-- Start of DATASET RECORDS --
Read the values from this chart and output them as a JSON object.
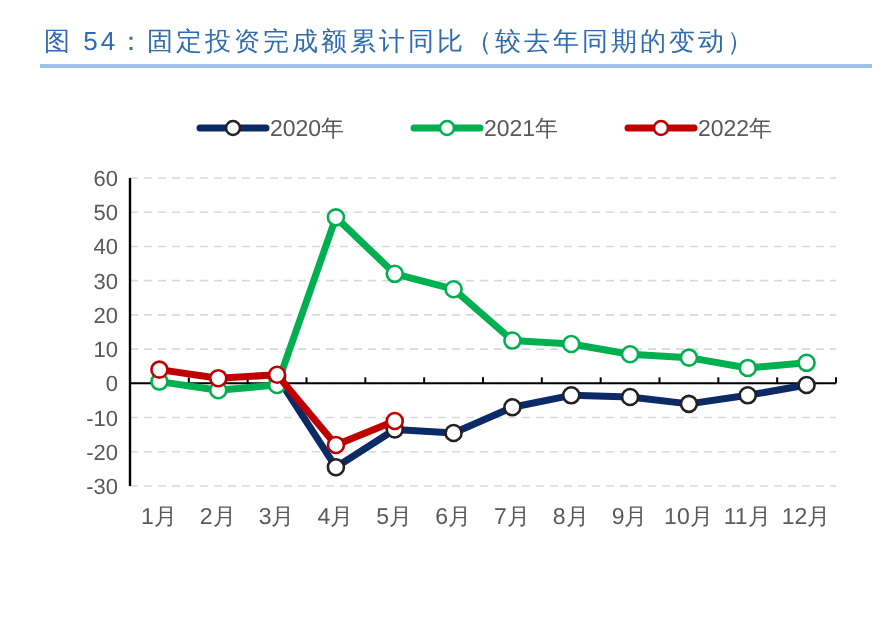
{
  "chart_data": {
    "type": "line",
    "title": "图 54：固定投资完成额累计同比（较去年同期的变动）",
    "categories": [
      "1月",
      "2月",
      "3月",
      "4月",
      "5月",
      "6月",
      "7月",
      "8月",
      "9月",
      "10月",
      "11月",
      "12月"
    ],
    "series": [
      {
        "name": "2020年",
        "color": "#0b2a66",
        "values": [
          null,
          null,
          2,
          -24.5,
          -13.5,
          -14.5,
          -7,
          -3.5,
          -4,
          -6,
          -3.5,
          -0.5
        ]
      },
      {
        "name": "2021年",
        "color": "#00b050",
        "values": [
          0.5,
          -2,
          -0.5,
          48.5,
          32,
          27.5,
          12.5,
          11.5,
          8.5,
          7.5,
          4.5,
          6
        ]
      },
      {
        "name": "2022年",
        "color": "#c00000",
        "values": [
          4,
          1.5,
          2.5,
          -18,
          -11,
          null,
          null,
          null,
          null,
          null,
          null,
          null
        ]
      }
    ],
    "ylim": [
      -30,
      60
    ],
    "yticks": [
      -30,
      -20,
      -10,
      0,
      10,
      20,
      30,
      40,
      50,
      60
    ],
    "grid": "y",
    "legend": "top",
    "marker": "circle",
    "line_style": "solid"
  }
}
-- End of DATASET RECORDS --
-- Start of DATASET RECORDS --
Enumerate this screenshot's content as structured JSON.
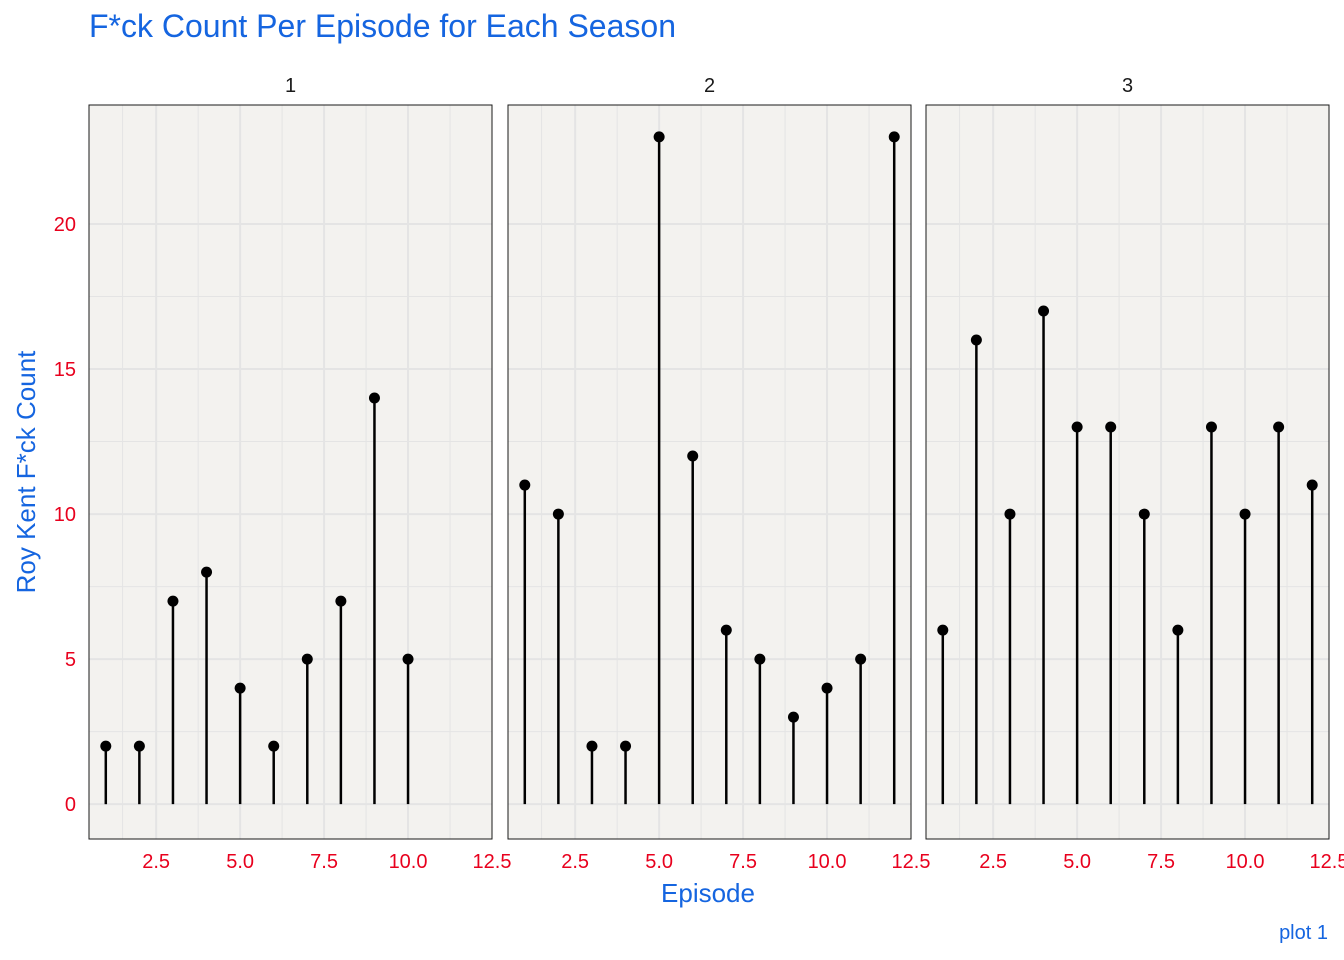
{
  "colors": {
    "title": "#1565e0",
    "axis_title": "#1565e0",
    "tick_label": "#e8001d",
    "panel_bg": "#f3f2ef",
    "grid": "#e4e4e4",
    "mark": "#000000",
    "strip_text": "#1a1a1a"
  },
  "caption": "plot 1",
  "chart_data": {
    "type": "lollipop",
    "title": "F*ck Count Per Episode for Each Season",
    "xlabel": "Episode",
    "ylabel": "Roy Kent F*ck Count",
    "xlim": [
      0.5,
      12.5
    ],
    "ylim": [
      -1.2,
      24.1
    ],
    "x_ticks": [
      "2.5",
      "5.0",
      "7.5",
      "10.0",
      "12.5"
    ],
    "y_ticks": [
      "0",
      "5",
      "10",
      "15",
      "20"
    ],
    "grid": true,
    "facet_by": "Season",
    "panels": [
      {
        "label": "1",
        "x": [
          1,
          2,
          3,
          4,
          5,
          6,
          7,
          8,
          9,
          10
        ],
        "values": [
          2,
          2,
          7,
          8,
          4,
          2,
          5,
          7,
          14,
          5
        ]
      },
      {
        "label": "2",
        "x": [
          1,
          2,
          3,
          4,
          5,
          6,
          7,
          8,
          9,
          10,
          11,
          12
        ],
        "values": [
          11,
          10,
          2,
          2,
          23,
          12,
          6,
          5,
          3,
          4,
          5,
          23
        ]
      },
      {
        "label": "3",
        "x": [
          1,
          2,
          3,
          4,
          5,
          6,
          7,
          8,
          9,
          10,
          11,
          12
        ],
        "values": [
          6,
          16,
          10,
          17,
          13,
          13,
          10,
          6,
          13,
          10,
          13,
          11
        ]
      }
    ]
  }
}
-- End of DATASET RECORDS --
Each line holding the word "Episode" counts once; report the total and nothing else.

2